Aim. Put everything from the start of the entries down to the line containing "footer-divider: [85, 922, 1225, 923]" into a Markdown table with the columns Row and Line. Number the rows in order and leave out blank lines.

Given records.
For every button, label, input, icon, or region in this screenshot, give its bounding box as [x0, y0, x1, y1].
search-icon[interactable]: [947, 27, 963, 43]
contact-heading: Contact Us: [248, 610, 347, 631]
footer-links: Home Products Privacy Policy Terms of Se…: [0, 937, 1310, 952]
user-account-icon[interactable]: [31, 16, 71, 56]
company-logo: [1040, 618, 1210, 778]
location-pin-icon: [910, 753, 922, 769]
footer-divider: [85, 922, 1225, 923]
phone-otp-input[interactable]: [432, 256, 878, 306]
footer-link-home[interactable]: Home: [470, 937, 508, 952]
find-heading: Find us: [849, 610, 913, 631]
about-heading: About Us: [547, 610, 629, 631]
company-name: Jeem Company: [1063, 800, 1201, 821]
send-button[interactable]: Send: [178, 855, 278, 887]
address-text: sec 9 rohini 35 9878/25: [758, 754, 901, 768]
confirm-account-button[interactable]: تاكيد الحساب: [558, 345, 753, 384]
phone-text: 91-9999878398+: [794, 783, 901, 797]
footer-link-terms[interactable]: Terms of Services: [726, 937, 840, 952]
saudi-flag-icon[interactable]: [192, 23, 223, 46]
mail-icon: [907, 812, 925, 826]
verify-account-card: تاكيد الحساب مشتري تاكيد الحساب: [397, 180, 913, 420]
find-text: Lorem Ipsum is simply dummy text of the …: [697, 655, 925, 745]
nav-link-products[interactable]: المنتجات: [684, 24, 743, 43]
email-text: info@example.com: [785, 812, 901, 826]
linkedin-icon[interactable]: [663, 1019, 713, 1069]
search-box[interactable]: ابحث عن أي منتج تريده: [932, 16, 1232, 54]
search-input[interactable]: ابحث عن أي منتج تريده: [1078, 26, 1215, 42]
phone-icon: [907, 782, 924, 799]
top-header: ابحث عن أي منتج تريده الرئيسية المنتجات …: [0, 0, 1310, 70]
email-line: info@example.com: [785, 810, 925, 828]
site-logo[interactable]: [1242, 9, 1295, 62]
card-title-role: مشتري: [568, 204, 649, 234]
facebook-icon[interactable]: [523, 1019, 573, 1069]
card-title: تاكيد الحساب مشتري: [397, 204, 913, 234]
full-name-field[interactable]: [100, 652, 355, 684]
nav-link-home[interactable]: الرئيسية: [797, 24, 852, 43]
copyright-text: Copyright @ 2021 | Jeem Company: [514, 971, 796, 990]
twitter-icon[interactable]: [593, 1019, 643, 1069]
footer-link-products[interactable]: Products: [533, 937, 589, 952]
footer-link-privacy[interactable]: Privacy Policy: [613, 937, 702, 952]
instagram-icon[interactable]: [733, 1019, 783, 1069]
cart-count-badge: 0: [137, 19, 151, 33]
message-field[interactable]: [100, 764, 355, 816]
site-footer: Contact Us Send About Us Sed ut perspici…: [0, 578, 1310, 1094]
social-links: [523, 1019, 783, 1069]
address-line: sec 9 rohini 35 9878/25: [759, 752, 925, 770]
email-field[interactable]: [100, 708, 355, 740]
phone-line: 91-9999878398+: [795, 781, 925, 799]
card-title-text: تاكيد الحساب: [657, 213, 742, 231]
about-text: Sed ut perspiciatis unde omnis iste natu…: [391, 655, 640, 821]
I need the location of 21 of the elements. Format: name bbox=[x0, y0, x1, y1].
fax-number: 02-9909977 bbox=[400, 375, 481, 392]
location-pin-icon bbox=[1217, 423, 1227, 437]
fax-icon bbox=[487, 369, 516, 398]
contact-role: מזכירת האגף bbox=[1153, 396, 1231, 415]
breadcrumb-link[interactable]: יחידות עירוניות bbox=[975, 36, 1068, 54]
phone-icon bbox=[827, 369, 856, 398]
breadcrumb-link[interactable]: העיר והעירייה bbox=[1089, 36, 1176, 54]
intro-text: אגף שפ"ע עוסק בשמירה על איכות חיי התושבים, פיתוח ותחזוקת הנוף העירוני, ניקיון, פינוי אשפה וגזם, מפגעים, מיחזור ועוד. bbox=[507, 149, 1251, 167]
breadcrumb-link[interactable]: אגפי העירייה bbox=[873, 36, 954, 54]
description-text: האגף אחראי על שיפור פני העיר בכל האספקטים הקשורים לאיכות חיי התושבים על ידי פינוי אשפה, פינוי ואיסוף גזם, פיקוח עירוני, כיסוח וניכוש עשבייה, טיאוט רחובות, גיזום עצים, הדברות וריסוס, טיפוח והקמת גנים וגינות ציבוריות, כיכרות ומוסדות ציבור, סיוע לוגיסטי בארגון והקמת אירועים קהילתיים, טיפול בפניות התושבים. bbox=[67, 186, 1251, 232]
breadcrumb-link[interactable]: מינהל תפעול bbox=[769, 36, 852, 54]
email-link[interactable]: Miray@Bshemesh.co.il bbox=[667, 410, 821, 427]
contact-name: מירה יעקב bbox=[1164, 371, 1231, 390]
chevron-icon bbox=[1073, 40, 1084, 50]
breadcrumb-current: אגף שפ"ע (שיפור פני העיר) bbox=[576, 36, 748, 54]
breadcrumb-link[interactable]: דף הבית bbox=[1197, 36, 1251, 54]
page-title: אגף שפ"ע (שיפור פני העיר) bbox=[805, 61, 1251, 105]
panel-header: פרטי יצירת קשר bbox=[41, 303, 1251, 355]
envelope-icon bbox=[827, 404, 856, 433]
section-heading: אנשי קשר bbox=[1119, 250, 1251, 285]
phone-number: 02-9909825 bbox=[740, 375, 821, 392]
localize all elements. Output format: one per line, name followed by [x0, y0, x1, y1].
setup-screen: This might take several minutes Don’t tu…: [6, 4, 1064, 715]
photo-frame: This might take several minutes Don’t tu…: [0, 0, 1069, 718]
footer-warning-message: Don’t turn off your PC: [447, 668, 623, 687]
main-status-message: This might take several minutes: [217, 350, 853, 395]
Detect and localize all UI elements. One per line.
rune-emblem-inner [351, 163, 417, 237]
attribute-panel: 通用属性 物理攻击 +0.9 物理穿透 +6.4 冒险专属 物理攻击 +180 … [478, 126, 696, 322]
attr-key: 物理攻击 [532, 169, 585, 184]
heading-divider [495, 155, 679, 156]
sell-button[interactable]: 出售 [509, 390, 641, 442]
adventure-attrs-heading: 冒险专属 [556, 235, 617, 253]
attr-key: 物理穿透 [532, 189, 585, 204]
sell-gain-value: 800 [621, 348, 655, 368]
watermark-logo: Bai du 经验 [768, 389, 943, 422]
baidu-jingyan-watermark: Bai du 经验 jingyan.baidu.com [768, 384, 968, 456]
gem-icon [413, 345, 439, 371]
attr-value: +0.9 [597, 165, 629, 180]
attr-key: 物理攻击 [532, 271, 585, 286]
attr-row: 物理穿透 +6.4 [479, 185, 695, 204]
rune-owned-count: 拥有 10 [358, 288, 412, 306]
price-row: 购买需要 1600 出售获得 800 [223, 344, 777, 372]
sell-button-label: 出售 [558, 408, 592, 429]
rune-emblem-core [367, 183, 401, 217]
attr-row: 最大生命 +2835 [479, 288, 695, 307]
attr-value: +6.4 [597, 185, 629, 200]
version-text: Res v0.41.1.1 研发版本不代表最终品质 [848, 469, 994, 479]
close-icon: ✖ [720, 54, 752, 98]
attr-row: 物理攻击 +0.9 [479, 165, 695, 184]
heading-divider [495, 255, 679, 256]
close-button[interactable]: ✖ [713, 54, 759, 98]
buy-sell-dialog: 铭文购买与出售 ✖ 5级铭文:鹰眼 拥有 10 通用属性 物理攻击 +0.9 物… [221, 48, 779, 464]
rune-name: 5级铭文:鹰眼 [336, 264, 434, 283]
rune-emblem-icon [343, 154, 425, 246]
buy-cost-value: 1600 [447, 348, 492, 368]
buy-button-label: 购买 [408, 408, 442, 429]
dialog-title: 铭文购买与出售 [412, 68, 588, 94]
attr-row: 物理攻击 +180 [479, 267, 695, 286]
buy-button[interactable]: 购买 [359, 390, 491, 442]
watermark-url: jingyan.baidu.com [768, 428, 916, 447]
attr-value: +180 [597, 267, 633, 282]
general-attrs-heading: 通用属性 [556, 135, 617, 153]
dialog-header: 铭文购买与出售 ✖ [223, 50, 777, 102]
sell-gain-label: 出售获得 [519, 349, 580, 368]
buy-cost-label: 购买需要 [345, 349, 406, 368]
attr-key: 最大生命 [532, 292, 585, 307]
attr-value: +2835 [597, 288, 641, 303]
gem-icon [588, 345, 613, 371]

Result for this exercise.
| Row | Line |
|---|---|
| 1 | For every button, label, input, icon, or region in this screenshot, give its bounding box as [x0, y0, x1, y1]. |
| 2 | search-icon[interactable]: [947, 27, 963, 43] |
| 3 | contact-heading: Contact Us: [248, 610, 347, 631] |
| 4 | footer-links: Home Products Privacy Policy Terms of Se…: [0, 937, 1310, 952] |
| 5 | user-account-icon[interactable]: [31, 16, 71, 56] |
| 6 | company-logo: [1040, 618, 1210, 778] |
| 7 | location-pin-icon: [910, 753, 922, 769] |
| 8 | footer-divider: [85, 922, 1225, 923] |